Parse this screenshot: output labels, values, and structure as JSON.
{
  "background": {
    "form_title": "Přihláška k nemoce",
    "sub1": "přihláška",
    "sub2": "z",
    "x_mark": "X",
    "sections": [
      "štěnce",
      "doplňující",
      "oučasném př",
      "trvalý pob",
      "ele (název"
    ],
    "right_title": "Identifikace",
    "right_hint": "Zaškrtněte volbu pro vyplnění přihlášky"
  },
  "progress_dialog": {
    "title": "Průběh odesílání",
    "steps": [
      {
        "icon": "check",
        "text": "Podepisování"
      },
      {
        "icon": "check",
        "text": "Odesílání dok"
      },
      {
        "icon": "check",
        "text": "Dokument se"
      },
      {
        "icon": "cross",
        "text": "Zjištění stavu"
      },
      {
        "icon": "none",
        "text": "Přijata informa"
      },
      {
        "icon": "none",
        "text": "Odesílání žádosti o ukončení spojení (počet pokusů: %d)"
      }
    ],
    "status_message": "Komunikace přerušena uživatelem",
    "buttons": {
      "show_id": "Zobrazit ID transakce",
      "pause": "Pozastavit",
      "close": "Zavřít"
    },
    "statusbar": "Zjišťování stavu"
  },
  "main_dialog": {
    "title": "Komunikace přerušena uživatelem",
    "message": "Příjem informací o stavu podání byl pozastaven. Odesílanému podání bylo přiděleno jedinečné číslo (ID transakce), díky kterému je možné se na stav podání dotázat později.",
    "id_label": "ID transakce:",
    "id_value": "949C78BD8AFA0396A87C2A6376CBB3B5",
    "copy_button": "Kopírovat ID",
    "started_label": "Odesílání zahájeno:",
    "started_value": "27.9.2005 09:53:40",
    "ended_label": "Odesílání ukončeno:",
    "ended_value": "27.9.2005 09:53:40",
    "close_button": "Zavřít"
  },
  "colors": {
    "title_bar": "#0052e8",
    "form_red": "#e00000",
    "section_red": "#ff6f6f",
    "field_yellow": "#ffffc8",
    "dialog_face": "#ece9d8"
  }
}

### EXERCISE
In full and verbatim, repeat the records given above.

### RESULT
Parse this screenshot: output labels, values, and structure as JSON.
{
  "background": {
    "form_title": "Přihláška k nemoce",
    "sub1": "přihláška",
    "sub2": "z",
    "x_mark": "X",
    "sections": [
      "štěnce",
      "doplňující",
      "oučasném př",
      "trvalý pob",
      "ele (název"
    ],
    "right_title": "Identifikace",
    "right_hint": "Zaškrtněte volbu pro vyplnění přihlášky"
  },
  "progress_dialog": {
    "title": "Průběh odesílání",
    "steps": [
      {
        "icon": "check",
        "text": "Podepisování"
      },
      {
        "icon": "check",
        "text": "Odesílání dok"
      },
      {
        "icon": "check",
        "text": "Dokument se"
      },
      {
        "icon": "cross",
        "text": "Zjištění stavu"
      },
      {
        "icon": "none",
        "text": "Přijata informa"
      },
      {
        "icon": "none",
        "text": "Odesílání žádosti o ukončení spojení (počet pokusů: %d)"
      }
    ],
    "status_message": "Komunikace přerušena uživatelem",
    "buttons": {
      "show_id": "Zobrazit ID transakce",
      "pause": "Pozastavit",
      "close": "Zavřít"
    },
    "statusbar": "Zjišťování stavu"
  },
  "main_dialog": {
    "title": "Komunikace přerušena uživatelem",
    "message": "Příjem informací o stavu podání byl pozastaven. Odesílanému podání bylo přiděleno jedinečné číslo (ID transakce), díky kterému je možné se na stav podání dotázat později.",
    "id_label": "ID transakce:",
    "id_value": "949C78BD8AFA0396A87C2A6376CBB3B5",
    "copy_button": "Kopírovat ID",
    "started_label": "Odesílání zahájeno:",
    "started_value": "27.9.2005 09:53:40",
    "ended_label": "Odesílání ukončeno:",
    "ended_value": "27.9.2005 09:53:40",
    "close_button": "Zavřít"
  },
  "colors": {
    "title_bar": "#0052e8",
    "form_red": "#e00000",
    "section_red": "#ff6f6f",
    "field_yellow": "#ffffc8",
    "dialog_face": "#ece9d8"
  }
}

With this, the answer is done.